> _The exercise_: Which lines in the records below contain the word "lignin"? Copy each one out.

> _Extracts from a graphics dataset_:
========================================

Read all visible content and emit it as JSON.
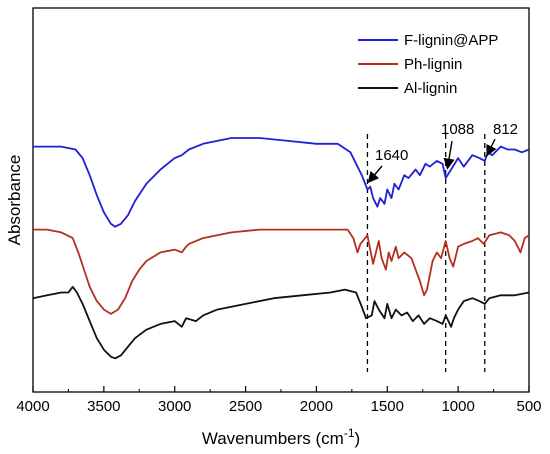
{
  "chart_data": {
    "type": "line",
    "xlabel_main": "Wavenumbers (cm",
    "xlabel_sup": "-1",
    "xlabel_end": ")",
    "ylabel": "Absorbance",
    "xlim": [
      4000,
      500
    ],
    "x_reversed": true,
    "y_ticks_shown": false,
    "grid": false,
    "legend_position": "top-right",
    "x_ticks": [
      4000,
      3500,
      3000,
      2500,
      2000,
      1500,
      1000,
      500
    ],
    "x_tick_labels": [
      "4000",
      "3500",
      "3000",
      "2500",
      "2000",
      "1500",
      "1000",
      "500"
    ],
    "annotations": [
      {
        "label": "1640",
        "x": 1640
      },
      {
        "label": "1088",
        "x": 1088
      },
      {
        "label": "812",
        "x": 812
      }
    ],
    "series": [
      {
        "name": "F-lignin@APP",
        "color": "#1f1fd6",
        "points": [
          [
            4000,
            8.3
          ],
          [
            3900,
            8.3
          ],
          [
            3800,
            8.3
          ],
          [
            3700,
            8.2
          ],
          [
            3650,
            7.9
          ],
          [
            3600,
            7.3
          ],
          [
            3550,
            6.6
          ],
          [
            3500,
            6.0
          ],
          [
            3450,
            5.6
          ],
          [
            3420,
            5.5
          ],
          [
            3380,
            5.6
          ],
          [
            3330,
            5.9
          ],
          [
            3280,
            6.4
          ],
          [
            3200,
            7.0
          ],
          [
            3100,
            7.5
          ],
          [
            3000,
            7.9
          ],
          [
            2950,
            8.0
          ],
          [
            2900,
            8.2
          ],
          [
            2800,
            8.4
          ],
          [
            2600,
            8.6
          ],
          [
            2400,
            8.6
          ],
          [
            2200,
            8.5
          ],
          [
            2000,
            8.4
          ],
          [
            1850,
            8.4
          ],
          [
            1760,
            8.1
          ],
          [
            1720,
            7.7
          ],
          [
            1680,
            7.3
          ],
          [
            1640,
            6.8
          ],
          [
            1620,
            6.9
          ],
          [
            1600,
            6.5
          ],
          [
            1570,
            6.2
          ],
          [
            1550,
            6.5
          ],
          [
            1520,
            6.3
          ],
          [
            1500,
            6.8
          ],
          [
            1470,
            6.5
          ],
          [
            1450,
            7.0
          ],
          [
            1420,
            6.8
          ],
          [
            1380,
            7.3
          ],
          [
            1350,
            7.2
          ],
          [
            1300,
            7.5
          ],
          [
            1270,
            7.3
          ],
          [
            1230,
            7.7
          ],
          [
            1200,
            7.6
          ],
          [
            1150,
            7.8
          ],
          [
            1110,
            7.7
          ],
          [
            1088,
            7.2
          ],
          [
            1050,
            7.5
          ],
          [
            1000,
            7.9
          ],
          [
            960,
            7.6
          ],
          [
            900,
            8.0
          ],
          [
            850,
            7.9
          ],
          [
            812,
            7.8
          ],
          [
            790,
            8.1
          ],
          [
            760,
            8.0
          ],
          [
            700,
            8.3
          ],
          [
            650,
            8.2
          ],
          [
            600,
            8.2
          ],
          [
            550,
            8.1
          ],
          [
            500,
            8.2
          ]
        ]
      },
      {
        "name": "Ph-lignin",
        "color": "#b33020",
        "points": [
          [
            4000,
            5.4
          ],
          [
            3900,
            5.4
          ],
          [
            3800,
            5.3
          ],
          [
            3720,
            5.1
          ],
          [
            3680,
            4.6
          ],
          [
            3640,
            4.0
          ],
          [
            3600,
            3.4
          ],
          [
            3550,
            2.9
          ],
          [
            3500,
            2.6
          ],
          [
            3450,
            2.45
          ],
          [
            3400,
            2.6
          ],
          [
            3350,
            3.0
          ],
          [
            3300,
            3.6
          ],
          [
            3250,
            4.0
          ],
          [
            3200,
            4.3
          ],
          [
            3100,
            4.6
          ],
          [
            3000,
            4.7
          ],
          [
            2950,
            4.6
          ],
          [
            2920,
            4.8
          ],
          [
            2900,
            4.9
          ],
          [
            2800,
            5.1
          ],
          [
            2600,
            5.3
          ],
          [
            2400,
            5.4
          ],
          [
            2200,
            5.4
          ],
          [
            2000,
            5.4
          ],
          [
            1850,
            5.4
          ],
          [
            1780,
            5.4
          ],
          [
            1740,
            5.1
          ],
          [
            1710,
            4.6
          ],
          [
            1690,
            4.9
          ],
          [
            1640,
            5.2
          ],
          [
            1600,
            4.2
          ],
          [
            1580,
            4.6
          ],
          [
            1560,
            5.0
          ],
          [
            1540,
            4.4
          ],
          [
            1510,
            4.0
          ],
          [
            1490,
            4.6
          ],
          [
            1470,
            4.3
          ],
          [
            1440,
            4.8
          ],
          [
            1420,
            4.4
          ],
          [
            1380,
            4.6
          ],
          [
            1330,
            4.4
          ],
          [
            1300,
            4.0
          ],
          [
            1270,
            3.6
          ],
          [
            1240,
            3.1
          ],
          [
            1220,
            3.3
          ],
          [
            1180,
            4.3
          ],
          [
            1150,
            4.6
          ],
          [
            1120,
            4.4
          ],
          [
            1088,
            5.0
          ],
          [
            1060,
            4.4
          ],
          [
            1035,
            4.1
          ],
          [
            1000,
            4.8
          ],
          [
            960,
            4.9
          ],
          [
            900,
            5.0
          ],
          [
            860,
            5.1
          ],
          [
            820,
            4.9
          ],
          [
            780,
            5.2
          ],
          [
            700,
            5.3
          ],
          [
            640,
            5.2
          ],
          [
            600,
            5.0
          ],
          [
            560,
            4.6
          ],
          [
            530,
            5.1
          ],
          [
            500,
            5.2
          ]
        ]
      },
      {
        "name": "Al-lignin",
        "color": "#111111",
        "points": [
          [
            4000,
            3.0
          ],
          [
            3900,
            3.1
          ],
          [
            3800,
            3.2
          ],
          [
            3750,
            3.2
          ],
          [
            3720,
            3.4
          ],
          [
            3690,
            3.2
          ],
          [
            3650,
            2.8
          ],
          [
            3600,
            2.2
          ],
          [
            3550,
            1.6
          ],
          [
            3500,
            1.2
          ],
          [
            3450,
            0.95
          ],
          [
            3420,
            0.9
          ],
          [
            3380,
            1.0
          ],
          [
            3330,
            1.3
          ],
          [
            3280,
            1.6
          ],
          [
            3200,
            1.9
          ],
          [
            3100,
            2.1
          ],
          [
            3000,
            2.2
          ],
          [
            2950,
            2.0
          ],
          [
            2920,
            2.3
          ],
          [
            2850,
            2.2
          ],
          [
            2800,
            2.4
          ],
          [
            2700,
            2.6
          ],
          [
            2500,
            2.8
          ],
          [
            2300,
            3.0
          ],
          [
            2100,
            3.1
          ],
          [
            1900,
            3.2
          ],
          [
            1800,
            3.3
          ],
          [
            1720,
            3.2
          ],
          [
            1680,
            2.7
          ],
          [
            1650,
            2.3
          ],
          [
            1610,
            2.4
          ],
          [
            1590,
            2.9
          ],
          [
            1560,
            2.6
          ],
          [
            1520,
            2.3
          ],
          [
            1500,
            2.8
          ],
          [
            1470,
            2.3
          ],
          [
            1440,
            2.6
          ],
          [
            1400,
            2.4
          ],
          [
            1360,
            2.5
          ],
          [
            1320,
            2.2
          ],
          [
            1280,
            2.4
          ],
          [
            1240,
            2.1
          ],
          [
            1200,
            2.3
          ],
          [
            1150,
            2.2
          ],
          [
            1110,
            2.1
          ],
          [
            1088,
            2.4
          ],
          [
            1050,
            2.0
          ],
          [
            1030,
            2.3
          ],
          [
            1000,
            2.6
          ],
          [
            960,
            2.9
          ],
          [
            900,
            3.0
          ],
          [
            850,
            2.9
          ],
          [
            812,
            2.8
          ],
          [
            780,
            3.0
          ],
          [
            700,
            3.1
          ],
          [
            600,
            3.1
          ],
          [
            500,
            3.2
          ]
        ]
      }
    ]
  }
}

========================================

> _Answer to the exercise_:
        "name": "F-lignin@APP",
        "name": "Ph-lignin",
        "name": "Al-lignin",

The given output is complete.